### Exercise goal
Reproduce every entry exactly as shown.

### Data for this task
------
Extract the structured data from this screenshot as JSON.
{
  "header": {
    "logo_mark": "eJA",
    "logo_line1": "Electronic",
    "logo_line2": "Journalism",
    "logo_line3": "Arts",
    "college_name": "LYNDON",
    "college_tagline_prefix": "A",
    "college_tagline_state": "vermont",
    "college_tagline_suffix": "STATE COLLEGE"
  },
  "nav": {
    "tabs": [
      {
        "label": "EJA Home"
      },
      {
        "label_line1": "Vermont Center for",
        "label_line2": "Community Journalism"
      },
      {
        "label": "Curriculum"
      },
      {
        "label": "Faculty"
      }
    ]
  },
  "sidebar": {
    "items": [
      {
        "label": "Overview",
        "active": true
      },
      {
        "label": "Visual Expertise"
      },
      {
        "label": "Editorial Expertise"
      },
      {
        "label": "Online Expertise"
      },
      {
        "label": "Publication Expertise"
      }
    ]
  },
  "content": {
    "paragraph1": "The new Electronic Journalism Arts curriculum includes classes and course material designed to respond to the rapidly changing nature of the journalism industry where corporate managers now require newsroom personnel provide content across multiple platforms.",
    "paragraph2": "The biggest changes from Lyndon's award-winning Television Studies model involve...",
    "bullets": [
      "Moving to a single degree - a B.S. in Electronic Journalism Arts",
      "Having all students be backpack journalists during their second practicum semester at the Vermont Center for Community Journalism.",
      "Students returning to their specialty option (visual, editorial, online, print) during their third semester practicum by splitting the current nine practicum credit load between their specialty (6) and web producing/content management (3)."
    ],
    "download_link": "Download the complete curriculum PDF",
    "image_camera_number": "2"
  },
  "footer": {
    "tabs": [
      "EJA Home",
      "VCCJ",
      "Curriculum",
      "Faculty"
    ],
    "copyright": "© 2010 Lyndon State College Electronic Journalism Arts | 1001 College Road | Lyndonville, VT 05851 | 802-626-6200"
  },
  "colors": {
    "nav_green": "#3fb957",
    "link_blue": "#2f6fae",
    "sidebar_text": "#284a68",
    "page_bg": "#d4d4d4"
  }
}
------
### Written reply
Extract the structured data from this screenshot as JSON.
{
  "header": {
    "logo_mark": "eJA",
    "logo_line1": "Electronic",
    "logo_line2": "Journalism",
    "logo_line3": "Arts",
    "college_name": "LYNDON",
    "college_tagline_prefix": "A",
    "college_tagline_state": "vermont",
    "college_tagline_suffix": "STATE COLLEGE"
  },
  "nav": {
    "tabs": [
      {
        "label": "EJA Home"
      },
      {
        "label_line1": "Vermont Center for",
        "label_line2": "Community Journalism"
      },
      {
        "label": "Curriculum"
      },
      {
        "label": "Faculty"
      }
    ]
  },
  "sidebar": {
    "items": [
      {
        "label": "Overview",
        "active": true
      },
      {
        "label": "Visual Expertise"
      },
      {
        "label": "Editorial Expertise"
      },
      {
        "label": "Online Expertise"
      },
      {
        "label": "Publication Expertise"
      }
    ]
  },
  "content": {
    "paragraph1": "The new Electronic Journalism Arts curriculum includes classes and course material designed to respond to the rapidly changing nature of the journalism industry where corporate managers now require newsroom personnel provide content across multiple platforms.",
    "paragraph2": "The biggest changes from Lyndon's award-winning Television Studies model involve...",
    "bullets": [
      "Moving to a single degree - a B.S. in Electronic Journalism Arts",
      "Having all students be backpack journalists during their second practicum semester at the Vermont Center for Community Journalism.",
      "Students returning to their specialty option (visual, editorial, online, print) during their third semester practicum by splitting the current nine practicum credit load between their specialty (6) and web producing/content management (3)."
    ],
    "download_link": "Download the complete curriculum PDF",
    "image_camera_number": "2"
  },
  "footer": {
    "tabs": [
      "EJA Home",
      "VCCJ",
      "Curriculum",
      "Faculty"
    ],
    "copyright": "© 2010 Lyndon State College Electronic Journalism Arts | 1001 College Road | Lyndonville, VT 05851 | 802-626-6200"
  },
  "colors": {
    "nav_green": "#3fb957",
    "link_blue": "#2f6fae",
    "sidebar_text": "#284a68",
    "page_bg": "#d4d4d4"
  }
}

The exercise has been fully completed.